>> Start
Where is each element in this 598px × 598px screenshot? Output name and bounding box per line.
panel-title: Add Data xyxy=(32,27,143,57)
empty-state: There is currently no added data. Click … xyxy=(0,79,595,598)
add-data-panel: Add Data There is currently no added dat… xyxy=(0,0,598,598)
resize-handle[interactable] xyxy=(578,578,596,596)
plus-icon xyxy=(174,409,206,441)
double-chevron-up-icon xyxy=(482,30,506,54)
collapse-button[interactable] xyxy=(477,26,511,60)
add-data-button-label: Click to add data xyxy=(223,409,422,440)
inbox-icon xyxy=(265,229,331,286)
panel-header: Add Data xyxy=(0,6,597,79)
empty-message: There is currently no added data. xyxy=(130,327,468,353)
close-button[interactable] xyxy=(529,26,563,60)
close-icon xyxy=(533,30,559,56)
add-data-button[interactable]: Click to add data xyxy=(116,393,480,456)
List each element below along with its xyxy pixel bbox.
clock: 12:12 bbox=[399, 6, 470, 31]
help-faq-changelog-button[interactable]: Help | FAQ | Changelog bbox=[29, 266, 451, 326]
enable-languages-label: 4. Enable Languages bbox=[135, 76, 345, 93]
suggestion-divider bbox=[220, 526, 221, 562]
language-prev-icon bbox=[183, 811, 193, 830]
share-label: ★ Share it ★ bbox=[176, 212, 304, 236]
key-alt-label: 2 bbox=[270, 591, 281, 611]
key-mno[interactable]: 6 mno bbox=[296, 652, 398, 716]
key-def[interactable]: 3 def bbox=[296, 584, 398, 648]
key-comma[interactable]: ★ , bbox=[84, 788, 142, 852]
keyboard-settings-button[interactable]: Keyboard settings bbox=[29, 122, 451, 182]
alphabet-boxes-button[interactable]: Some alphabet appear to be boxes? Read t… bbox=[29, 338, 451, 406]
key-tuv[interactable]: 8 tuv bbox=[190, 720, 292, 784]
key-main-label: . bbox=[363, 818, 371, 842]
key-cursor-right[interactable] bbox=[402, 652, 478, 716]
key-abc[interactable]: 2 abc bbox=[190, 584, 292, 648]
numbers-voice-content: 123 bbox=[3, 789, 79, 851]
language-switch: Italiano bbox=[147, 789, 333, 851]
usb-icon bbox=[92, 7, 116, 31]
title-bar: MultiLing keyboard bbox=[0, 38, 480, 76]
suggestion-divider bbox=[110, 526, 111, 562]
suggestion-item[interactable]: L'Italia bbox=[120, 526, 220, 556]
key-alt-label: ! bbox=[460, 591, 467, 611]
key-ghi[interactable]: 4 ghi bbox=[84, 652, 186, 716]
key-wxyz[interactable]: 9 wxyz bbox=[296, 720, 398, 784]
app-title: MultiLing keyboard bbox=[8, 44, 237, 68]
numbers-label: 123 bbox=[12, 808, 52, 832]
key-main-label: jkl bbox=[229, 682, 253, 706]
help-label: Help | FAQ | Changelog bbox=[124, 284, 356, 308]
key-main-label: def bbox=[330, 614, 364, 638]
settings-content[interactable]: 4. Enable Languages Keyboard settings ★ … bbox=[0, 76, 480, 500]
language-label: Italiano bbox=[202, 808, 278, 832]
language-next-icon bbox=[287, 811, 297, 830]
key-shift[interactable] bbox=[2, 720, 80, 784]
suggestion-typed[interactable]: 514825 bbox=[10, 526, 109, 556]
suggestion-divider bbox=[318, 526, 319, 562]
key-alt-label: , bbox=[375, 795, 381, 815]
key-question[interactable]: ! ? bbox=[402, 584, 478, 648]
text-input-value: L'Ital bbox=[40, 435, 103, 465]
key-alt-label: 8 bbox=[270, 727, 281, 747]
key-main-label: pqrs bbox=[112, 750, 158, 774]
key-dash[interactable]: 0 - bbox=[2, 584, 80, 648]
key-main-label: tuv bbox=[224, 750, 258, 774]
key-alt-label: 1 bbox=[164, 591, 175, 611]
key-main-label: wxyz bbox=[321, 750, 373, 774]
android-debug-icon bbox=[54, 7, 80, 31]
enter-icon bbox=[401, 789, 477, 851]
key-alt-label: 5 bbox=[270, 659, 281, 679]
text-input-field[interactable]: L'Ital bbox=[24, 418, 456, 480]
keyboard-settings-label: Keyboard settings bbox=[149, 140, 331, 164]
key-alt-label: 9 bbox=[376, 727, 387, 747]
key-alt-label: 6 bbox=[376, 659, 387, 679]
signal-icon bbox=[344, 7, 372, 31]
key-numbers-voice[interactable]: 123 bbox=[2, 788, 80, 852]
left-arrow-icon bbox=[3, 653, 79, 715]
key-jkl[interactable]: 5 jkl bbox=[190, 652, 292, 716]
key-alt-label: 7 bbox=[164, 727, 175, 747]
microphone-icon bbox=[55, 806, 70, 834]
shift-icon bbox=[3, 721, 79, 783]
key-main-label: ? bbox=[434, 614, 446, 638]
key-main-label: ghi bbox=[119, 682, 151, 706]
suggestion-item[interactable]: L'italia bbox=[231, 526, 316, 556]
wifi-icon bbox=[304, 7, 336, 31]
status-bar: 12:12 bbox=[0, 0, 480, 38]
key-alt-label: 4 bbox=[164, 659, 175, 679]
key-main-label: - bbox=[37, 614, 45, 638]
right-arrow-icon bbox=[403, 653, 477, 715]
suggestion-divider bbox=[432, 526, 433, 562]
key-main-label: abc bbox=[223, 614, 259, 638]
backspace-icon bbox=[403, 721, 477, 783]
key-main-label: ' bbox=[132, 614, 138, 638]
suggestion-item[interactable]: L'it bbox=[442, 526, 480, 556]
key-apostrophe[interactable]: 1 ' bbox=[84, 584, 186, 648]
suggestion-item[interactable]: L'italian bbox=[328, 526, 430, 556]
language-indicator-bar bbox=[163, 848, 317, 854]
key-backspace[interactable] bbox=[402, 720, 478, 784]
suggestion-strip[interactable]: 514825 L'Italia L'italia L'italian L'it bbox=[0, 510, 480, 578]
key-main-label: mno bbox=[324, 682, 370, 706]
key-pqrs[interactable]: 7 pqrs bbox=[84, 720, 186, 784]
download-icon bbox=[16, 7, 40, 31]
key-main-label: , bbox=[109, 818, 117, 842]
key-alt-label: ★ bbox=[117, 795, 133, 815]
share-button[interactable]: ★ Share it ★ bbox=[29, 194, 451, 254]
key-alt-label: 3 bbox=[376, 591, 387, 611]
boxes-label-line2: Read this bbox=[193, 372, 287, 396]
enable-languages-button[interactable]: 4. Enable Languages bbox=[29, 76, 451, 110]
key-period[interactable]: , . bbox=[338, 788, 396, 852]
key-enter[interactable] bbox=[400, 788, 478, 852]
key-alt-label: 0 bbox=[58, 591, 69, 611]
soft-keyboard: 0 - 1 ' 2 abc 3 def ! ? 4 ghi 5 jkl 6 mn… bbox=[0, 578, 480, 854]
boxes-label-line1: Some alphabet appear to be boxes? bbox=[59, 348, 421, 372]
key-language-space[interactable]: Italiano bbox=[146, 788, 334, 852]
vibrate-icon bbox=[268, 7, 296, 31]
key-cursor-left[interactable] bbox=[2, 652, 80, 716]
>> End
§ **GOAL**
Set down every one of the lines above, character for character, with nothing added, dropped, or altered.

§ **SOLVED PROBLEM**
Where is each element in this 598px × 598px screenshot? Output name and bounding box per line.
panel-title: Add Data xyxy=(32,27,143,57)
empty-state: There is currently no added data. Click … xyxy=(0,79,595,598)
add-data-panel: Add Data There is currently no added dat… xyxy=(0,0,598,598)
resize-handle[interactable] xyxy=(578,578,596,596)
plus-icon xyxy=(174,409,206,441)
double-chevron-up-icon xyxy=(482,30,506,54)
collapse-button[interactable] xyxy=(477,26,511,60)
add-data-button-label: Click to add data xyxy=(223,409,422,440)
inbox-icon xyxy=(265,229,331,286)
panel-header: Add Data xyxy=(0,6,597,79)
empty-message: There is currently no added data. xyxy=(130,327,468,353)
close-button[interactable] xyxy=(529,26,563,60)
close-icon xyxy=(533,30,559,56)
add-data-button[interactable]: Click to add data xyxy=(116,393,480,456)
List each element below along with its xyxy pixel bbox.
clock: 12:12 bbox=[399, 6, 470, 31]
help-faq-changelog-button[interactable]: Help | FAQ | Changelog bbox=[29, 266, 451, 326]
enable-languages-label: 4. Enable Languages bbox=[135, 76, 345, 93]
suggestion-divider bbox=[220, 526, 221, 562]
language-prev-icon bbox=[183, 811, 193, 830]
share-label: ★ Share it ★ bbox=[176, 212, 304, 236]
key-alt-label: 2 bbox=[270, 591, 281, 611]
key-mno[interactable]: 6 mno bbox=[296, 652, 398, 716]
key-def[interactable]: 3 def bbox=[296, 584, 398, 648]
key-comma[interactable]: ★ , bbox=[84, 788, 142, 852]
keyboard-settings-button[interactable]: Keyboard settings bbox=[29, 122, 451, 182]
alphabet-boxes-button[interactable]: Some alphabet appear to be boxes? Read t… bbox=[29, 338, 451, 406]
key-tuv[interactable]: 8 tuv bbox=[190, 720, 292, 784]
key-main-label: . bbox=[363, 818, 371, 842]
key-cursor-right[interactable] bbox=[402, 652, 478, 716]
key-abc[interactable]: 2 abc bbox=[190, 584, 292, 648]
numbers-voice-content: 123 bbox=[3, 789, 79, 851]
language-switch: Italiano bbox=[147, 789, 333, 851]
usb-icon bbox=[92, 7, 116, 31]
title-bar: MultiLing keyboard bbox=[0, 38, 480, 76]
suggestion-divider bbox=[110, 526, 111, 562]
suggestion-item[interactable]: L'Italia bbox=[120, 526, 220, 556]
key-alt-label: ! bbox=[460, 591, 467, 611]
key-ghi[interactable]: 4 ghi bbox=[84, 652, 186, 716]
key-wxyz[interactable]: 9 wxyz bbox=[296, 720, 398, 784]
app-title: MultiLing keyboard bbox=[8, 44, 237, 68]
numbers-label: 123 bbox=[12, 808, 52, 832]
key-main-label: jkl bbox=[229, 682, 253, 706]
help-label: Help | FAQ | Changelog bbox=[124, 284, 356, 308]
key-main-label: def bbox=[330, 614, 364, 638]
settings-content[interactable]: 4. Enable Languages Keyboard settings ★ … bbox=[0, 76, 480, 500]
language-label: Italiano bbox=[202, 808, 278, 832]
language-next-icon bbox=[287, 811, 297, 830]
key-shift[interactable] bbox=[2, 720, 80, 784]
suggestion-typed[interactable]: 514825 bbox=[10, 526, 109, 556]
suggestion-divider bbox=[318, 526, 319, 562]
key-alt-label: , bbox=[375, 795, 381, 815]
key-question[interactable]: ! ? bbox=[402, 584, 478, 648]
text-input-value: L'Ital bbox=[40, 435, 103, 465]
key-alt-label: 8 bbox=[270, 727, 281, 747]
key-main-label: pqrs bbox=[112, 750, 158, 774]
key-dash[interactable]: 0 - bbox=[2, 584, 80, 648]
key-main-label: tuv bbox=[224, 750, 258, 774]
key-alt-label: 1 bbox=[164, 591, 175, 611]
key-main-label: wxyz bbox=[321, 750, 373, 774]
android-debug-icon bbox=[54, 7, 80, 31]
enter-icon bbox=[401, 789, 477, 851]
key-alt-label: 5 bbox=[270, 659, 281, 679]
text-input-field[interactable]: L'Ital bbox=[24, 418, 456, 480]
keyboard-settings-label: Keyboard settings bbox=[149, 140, 331, 164]
key-alt-label: 9 bbox=[376, 727, 387, 747]
key-alt-label: 6 bbox=[376, 659, 387, 679]
signal-icon bbox=[344, 7, 372, 31]
key-numbers-voice[interactable]: 123 bbox=[2, 788, 80, 852]
left-arrow-icon bbox=[3, 653, 79, 715]
key-jkl[interactable]: 5 jkl bbox=[190, 652, 292, 716]
key-alt-label: 7 bbox=[164, 727, 175, 747]
microphone-icon bbox=[55, 806, 70, 834]
shift-icon bbox=[3, 721, 79, 783]
key-main-label: ? bbox=[434, 614, 446, 638]
key-main-label: ghi bbox=[119, 682, 151, 706]
suggestion-item[interactable]: L'italia bbox=[231, 526, 316, 556]
wifi-icon bbox=[304, 7, 336, 31]
status-bar: 12:12 bbox=[0, 0, 480, 38]
key-alt-label: 4 bbox=[164, 659, 175, 679]
key-main-label: - bbox=[37, 614, 45, 638]
right-arrow-icon bbox=[403, 653, 477, 715]
suggestion-divider bbox=[432, 526, 433, 562]
key-main-label: abc bbox=[223, 614, 259, 638]
backspace-icon bbox=[403, 721, 477, 783]
key-main-label: ' bbox=[132, 614, 138, 638]
suggestion-item[interactable]: L'it bbox=[442, 526, 480, 556]
key-apostrophe[interactable]: 1 ' bbox=[84, 584, 186, 648]
suggestion-item[interactable]: L'italian bbox=[328, 526, 430, 556]
language-indicator-bar bbox=[163, 848, 317, 854]
key-backspace[interactable] bbox=[402, 720, 478, 784]
suggestion-strip[interactable]: 514825 L'Italia L'italia L'italian L'it bbox=[0, 510, 480, 578]
key-main-label: mno bbox=[324, 682, 370, 706]
key-pqrs[interactable]: 7 pqrs bbox=[84, 720, 186, 784]
download-icon bbox=[16, 7, 40, 31]
key-main-label: , bbox=[109, 818, 117, 842]
key-alt-label: ★ bbox=[117, 795, 133, 815]
share-button[interactable]: ★ Share it ★ bbox=[29, 194, 451, 254]
key-alt-label: 3 bbox=[376, 591, 387, 611]
boxes-label-line2: Read this bbox=[193, 372, 287, 396]
enable-languages-button[interactable]: 4. Enable Languages bbox=[29, 76, 451, 110]
key-period[interactable]: , . bbox=[338, 788, 396, 852]
key-enter[interactable] bbox=[400, 788, 478, 852]
key-alt-label: 0 bbox=[58, 591, 69, 611]
soft-keyboard: 0 - 1 ' 2 abc 3 def ! ? 4 ghi 5 jkl 6 mn… bbox=[0, 578, 480, 854]
boxes-label-line1: Some alphabet appear to be boxes? bbox=[59, 348, 421, 372]
key-language-space[interactable]: Italiano bbox=[146, 788, 334, 852]
vibrate-icon bbox=[268, 7, 296, 31]
key-cursor-left[interactable] bbox=[2, 652, 80, 716]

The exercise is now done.